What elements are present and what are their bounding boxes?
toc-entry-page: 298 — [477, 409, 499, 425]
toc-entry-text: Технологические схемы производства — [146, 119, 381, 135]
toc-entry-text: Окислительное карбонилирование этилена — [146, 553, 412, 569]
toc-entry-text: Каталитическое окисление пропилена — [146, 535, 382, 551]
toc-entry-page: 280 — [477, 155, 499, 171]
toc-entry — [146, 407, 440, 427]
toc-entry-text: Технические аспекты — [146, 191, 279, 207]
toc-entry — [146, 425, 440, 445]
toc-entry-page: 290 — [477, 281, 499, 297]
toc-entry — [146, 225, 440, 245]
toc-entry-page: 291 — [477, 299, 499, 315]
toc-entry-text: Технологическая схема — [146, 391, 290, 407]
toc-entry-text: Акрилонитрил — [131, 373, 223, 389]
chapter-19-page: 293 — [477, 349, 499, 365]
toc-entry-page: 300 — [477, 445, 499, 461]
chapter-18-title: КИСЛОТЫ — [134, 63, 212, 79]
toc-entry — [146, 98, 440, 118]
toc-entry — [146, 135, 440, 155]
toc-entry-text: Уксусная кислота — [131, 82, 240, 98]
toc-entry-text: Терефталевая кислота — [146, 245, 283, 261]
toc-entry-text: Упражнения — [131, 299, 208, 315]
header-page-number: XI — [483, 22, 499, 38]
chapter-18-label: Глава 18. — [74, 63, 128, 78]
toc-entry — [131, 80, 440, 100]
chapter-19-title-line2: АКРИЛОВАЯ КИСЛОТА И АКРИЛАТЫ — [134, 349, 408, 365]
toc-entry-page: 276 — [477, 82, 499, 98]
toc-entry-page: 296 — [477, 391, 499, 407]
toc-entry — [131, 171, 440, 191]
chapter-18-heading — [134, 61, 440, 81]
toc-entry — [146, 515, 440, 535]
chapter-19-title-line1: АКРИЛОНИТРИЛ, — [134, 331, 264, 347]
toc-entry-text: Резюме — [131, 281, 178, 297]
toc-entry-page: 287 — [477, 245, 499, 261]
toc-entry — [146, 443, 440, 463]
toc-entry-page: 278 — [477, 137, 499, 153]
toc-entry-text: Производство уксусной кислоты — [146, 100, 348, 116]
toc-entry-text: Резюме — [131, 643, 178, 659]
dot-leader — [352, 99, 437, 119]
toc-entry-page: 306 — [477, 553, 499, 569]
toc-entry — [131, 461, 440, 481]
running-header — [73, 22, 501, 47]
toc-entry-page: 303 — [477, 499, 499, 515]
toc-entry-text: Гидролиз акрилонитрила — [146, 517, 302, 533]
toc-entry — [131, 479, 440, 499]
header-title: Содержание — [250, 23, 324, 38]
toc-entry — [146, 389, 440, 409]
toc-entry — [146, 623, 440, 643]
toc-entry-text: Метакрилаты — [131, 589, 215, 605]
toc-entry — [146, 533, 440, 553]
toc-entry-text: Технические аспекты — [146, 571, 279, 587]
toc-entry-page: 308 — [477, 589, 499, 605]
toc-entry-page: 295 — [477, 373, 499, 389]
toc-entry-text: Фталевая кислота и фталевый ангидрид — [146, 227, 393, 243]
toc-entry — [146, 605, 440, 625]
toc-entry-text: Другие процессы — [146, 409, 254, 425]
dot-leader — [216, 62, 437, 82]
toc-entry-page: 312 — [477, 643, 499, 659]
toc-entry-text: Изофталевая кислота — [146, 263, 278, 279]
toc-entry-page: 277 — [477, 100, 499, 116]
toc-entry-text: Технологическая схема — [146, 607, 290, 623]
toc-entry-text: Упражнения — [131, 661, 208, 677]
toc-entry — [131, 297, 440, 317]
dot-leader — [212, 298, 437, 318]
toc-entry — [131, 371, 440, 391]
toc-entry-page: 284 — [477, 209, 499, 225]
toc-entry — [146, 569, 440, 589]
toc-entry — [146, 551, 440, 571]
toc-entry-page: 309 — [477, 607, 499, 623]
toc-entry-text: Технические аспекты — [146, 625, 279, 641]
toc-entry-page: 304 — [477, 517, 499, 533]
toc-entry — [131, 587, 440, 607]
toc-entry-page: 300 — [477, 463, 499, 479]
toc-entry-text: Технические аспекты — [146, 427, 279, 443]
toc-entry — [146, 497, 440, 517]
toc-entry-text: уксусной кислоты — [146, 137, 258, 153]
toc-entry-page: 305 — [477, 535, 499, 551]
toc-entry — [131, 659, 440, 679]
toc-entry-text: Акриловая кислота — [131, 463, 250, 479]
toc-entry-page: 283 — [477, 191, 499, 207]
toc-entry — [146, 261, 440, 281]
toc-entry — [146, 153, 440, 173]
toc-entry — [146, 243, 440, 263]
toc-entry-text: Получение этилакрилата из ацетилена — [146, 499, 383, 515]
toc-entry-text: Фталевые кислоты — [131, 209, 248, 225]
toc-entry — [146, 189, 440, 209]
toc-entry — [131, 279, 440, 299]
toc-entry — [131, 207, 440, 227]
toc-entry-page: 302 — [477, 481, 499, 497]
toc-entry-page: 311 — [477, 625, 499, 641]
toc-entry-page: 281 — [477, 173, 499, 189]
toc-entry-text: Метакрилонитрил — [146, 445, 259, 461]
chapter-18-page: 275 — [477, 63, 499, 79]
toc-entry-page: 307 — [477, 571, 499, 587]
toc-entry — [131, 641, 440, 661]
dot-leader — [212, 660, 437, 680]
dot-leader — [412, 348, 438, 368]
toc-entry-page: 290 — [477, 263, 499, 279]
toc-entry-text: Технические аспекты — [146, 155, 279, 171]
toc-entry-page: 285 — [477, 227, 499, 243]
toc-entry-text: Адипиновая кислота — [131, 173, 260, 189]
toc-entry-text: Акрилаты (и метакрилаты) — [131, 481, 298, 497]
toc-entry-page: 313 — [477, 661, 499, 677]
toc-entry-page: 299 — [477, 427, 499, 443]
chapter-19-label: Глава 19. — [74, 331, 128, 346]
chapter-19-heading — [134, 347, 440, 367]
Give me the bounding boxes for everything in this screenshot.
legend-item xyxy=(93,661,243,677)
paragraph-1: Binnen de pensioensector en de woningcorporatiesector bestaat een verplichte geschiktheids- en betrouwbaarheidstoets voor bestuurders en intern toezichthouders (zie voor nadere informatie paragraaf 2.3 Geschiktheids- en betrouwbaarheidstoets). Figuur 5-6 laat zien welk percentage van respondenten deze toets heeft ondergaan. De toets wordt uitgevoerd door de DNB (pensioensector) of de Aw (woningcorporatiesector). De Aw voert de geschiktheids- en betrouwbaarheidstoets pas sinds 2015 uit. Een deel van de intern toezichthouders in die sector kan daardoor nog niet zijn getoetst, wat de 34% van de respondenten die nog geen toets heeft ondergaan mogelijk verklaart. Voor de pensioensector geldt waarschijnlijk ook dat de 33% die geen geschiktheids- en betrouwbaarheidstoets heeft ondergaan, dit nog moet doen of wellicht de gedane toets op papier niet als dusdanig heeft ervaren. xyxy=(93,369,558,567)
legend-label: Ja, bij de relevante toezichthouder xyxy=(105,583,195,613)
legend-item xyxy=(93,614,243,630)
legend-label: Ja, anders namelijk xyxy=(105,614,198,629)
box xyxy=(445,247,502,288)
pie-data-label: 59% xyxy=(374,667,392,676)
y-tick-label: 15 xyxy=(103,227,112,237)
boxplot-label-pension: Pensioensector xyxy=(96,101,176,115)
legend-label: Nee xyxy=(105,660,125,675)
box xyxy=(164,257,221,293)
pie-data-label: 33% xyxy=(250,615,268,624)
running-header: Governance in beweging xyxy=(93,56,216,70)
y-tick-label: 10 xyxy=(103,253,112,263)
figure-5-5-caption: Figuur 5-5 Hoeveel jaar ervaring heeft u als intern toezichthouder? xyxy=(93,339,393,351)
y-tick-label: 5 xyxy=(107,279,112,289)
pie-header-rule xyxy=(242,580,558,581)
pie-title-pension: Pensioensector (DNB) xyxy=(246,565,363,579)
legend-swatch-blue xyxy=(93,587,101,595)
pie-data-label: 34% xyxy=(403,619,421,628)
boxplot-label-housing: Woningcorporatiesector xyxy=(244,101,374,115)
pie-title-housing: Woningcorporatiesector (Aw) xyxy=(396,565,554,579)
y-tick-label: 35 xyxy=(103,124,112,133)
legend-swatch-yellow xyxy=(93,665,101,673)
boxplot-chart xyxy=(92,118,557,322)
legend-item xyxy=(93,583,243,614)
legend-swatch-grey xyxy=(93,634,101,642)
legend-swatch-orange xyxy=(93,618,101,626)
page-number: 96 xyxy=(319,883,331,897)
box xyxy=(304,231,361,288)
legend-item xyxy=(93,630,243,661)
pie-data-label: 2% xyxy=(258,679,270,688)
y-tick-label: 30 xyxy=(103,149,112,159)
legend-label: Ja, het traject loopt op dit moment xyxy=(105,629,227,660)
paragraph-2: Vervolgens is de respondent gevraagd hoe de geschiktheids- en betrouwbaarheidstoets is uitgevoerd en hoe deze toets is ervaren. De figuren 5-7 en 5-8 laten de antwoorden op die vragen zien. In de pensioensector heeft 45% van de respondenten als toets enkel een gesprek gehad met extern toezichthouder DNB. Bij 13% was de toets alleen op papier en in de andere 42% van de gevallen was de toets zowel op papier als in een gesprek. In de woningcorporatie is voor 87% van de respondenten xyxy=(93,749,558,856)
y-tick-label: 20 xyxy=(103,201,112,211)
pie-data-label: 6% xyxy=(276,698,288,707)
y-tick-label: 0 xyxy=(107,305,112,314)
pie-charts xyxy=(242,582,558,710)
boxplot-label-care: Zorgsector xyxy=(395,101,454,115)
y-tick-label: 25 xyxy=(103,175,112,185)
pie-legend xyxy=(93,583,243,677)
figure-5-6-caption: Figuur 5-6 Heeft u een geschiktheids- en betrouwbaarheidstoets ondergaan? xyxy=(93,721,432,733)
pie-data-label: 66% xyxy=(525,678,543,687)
__________________________________________________
**Instructions for the task:**
Reproduce the entries from their first line through the line containing "chapter-18-title: КИСЛОТЫ —", substituting "toc-page-number" for every "toc-entry-page" and changing nothing else.

**Result below:**
What elements are present and what are their bounding boxes?
toc-page-number: 298 — [477, 409, 499, 425]
toc-entry-text: Технологические схемы производства — [146, 119, 381, 135]
toc-entry-text: Окислительное карбонилирование этилена — [146, 553, 412, 569]
toc-entry-text: Каталитическое окисление пропилена — [146, 535, 382, 551]
toc-page-number: 280 — [477, 155, 499, 171]
toc-entry — [146, 407, 440, 427]
toc-entry-text: Технические аспекты — [146, 191, 279, 207]
toc-entry — [146, 425, 440, 445]
toc-page-number: 290 — [477, 281, 499, 297]
toc-entry — [146, 225, 440, 245]
toc-page-number: 291 — [477, 299, 499, 315]
toc-entry-text: Технологическая схема — [146, 391, 290, 407]
toc-entry-text: Акрилонитрил — [131, 373, 223, 389]
chapter-19-page: 293 — [477, 349, 499, 365]
toc-page-number: 300 — [477, 445, 499, 461]
chapter-18-title: КИСЛОТЫ — [134, 63, 212, 79]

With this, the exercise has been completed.